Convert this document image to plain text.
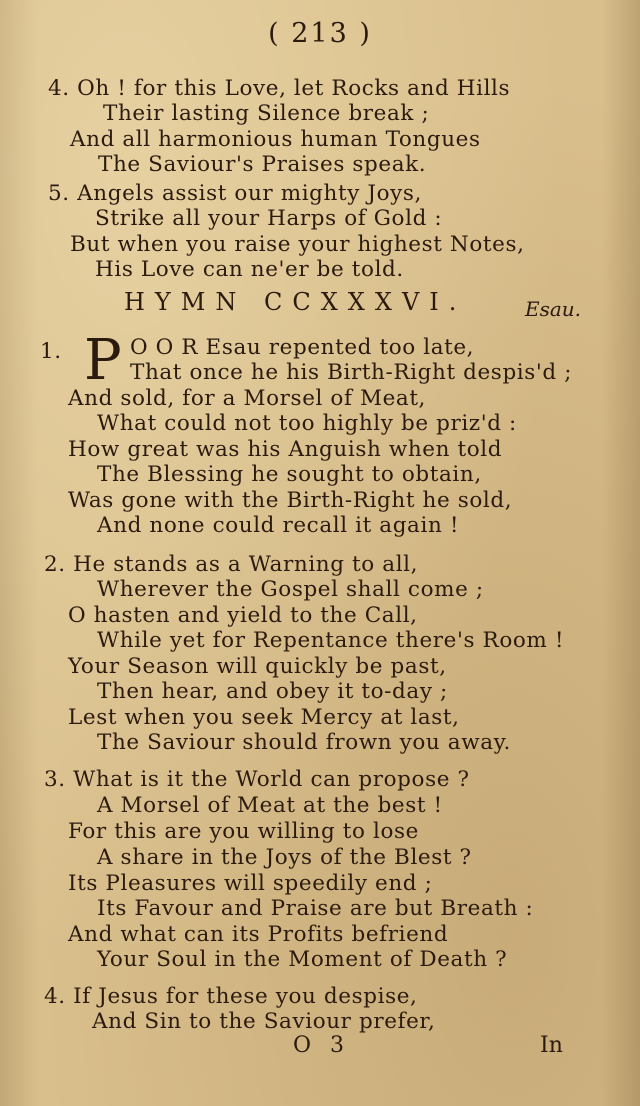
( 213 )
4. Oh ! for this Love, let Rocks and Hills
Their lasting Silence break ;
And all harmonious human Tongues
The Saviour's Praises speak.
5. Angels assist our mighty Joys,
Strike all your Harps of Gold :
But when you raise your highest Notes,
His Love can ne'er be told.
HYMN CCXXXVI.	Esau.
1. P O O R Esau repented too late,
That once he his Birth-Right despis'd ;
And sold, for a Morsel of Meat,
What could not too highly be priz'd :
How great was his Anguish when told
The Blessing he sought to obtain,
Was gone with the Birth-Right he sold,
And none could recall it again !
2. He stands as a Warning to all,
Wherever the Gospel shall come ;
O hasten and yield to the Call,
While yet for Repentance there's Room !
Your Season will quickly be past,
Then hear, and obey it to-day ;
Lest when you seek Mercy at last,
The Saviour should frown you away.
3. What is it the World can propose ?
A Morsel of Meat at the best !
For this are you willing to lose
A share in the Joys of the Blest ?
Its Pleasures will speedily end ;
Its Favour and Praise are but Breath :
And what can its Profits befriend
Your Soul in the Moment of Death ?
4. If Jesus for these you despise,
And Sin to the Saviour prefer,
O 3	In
====
Among the entries, how many lines contain the string "Joys"? Give the number without anything else.

2